What you have to do: Transcribe the full listing below exactly.

— start Material provided —

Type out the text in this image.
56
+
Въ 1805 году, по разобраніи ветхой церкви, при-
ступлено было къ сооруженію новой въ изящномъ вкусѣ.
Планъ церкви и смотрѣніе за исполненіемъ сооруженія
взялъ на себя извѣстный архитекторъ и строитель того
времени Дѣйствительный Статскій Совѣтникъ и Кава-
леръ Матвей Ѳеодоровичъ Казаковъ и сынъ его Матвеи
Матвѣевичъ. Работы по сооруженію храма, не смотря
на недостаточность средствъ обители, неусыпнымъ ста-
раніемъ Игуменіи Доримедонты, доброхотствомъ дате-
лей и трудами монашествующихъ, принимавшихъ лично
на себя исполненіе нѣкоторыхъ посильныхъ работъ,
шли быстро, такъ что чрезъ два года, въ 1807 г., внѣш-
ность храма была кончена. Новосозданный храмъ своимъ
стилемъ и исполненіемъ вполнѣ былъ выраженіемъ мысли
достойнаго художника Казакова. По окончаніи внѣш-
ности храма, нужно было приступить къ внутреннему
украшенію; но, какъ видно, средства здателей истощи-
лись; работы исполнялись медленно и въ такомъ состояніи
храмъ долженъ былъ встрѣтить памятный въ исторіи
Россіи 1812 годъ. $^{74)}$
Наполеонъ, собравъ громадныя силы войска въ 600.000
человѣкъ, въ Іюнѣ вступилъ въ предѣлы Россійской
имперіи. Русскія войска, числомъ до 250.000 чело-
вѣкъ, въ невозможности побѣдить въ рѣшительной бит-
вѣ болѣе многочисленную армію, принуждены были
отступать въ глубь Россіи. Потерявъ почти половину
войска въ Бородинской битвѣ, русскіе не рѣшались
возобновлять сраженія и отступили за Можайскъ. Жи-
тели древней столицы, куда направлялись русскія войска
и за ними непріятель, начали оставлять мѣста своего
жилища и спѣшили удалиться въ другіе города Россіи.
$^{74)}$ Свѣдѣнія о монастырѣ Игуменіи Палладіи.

— end Material provided —

Solution for this task:
Type out the text in this image.
56
+
Въ 1805 году, по разобраніи ветхой церкви, при-
ступлено было къ сооруженію новой въ изящномъ вкусѣ.
Планъ церкви и смотрѣніе за исполненіемъ сооруженія
взялъ на себя извѣстный архитекторъ и строитель того
времени Дѣйствительный Статскій Совѣтникъ и Кава-
леръ Матвей Ѳеодоровичъ Казаковъ и сынъ его Матвеи
Матвѣевичъ. Работы по сооруженію храма, не смотря
на недостаточность средствъ обители, неусыпнымъ ста-
раніемъ Игуменіи Доримедонты, доброхотствомъ дате-
лей и трудами монашествующихъ, принимавшихъ лично
на себя исполненіе нѣкоторыхъ посильныхъ работъ,
шли быстро, такъ что чрезъ два года, въ 1807 г., внѣш-
ность храма была кончена. Новосозданный храмъ своимъ
стилемъ и исполненіемъ вполнѣ былъ выраженіемъ мысли
достойнаго художника Казакова. По окончаніи внѣш-
ности храма, нужно было приступить къ внутреннему
украшенію; но, какъ видно, средства здателей истощи-
лись; работы исполнялись медленно и въ такомъ состояніи
храмъ долженъ былъ встрѣтить памятный въ исторіи
Россіи 1812 годъ. $^{74)}$
Наполеонъ, собравъ громадныя силы войска въ 600.000
человѣкъ, въ Іюнѣ вступилъ въ предѣлы Россійской
имперіи. Русскія войска, числомъ до 250.000 чело-
вѣкъ, въ невозможности побѣдить въ рѣшительной бит-
вѣ болѣе многочисленную армію, принуждены были
отступать въ глубь Россіи. Потерявъ почти половину
войска въ Бородинской битвѣ, русскіе не рѣшались
возобновлять сраженія и отступили за Можайскъ. Жи-
тели древней столицы, куда направлялись русскія войска
и за ними непріятель, начали оставлять мѣста своего
жилища и спѣшили удалиться въ другіе города Россіи.
$^{74)}$ Свѣдѣнія о монастырѣ Игуменіи Палладіи.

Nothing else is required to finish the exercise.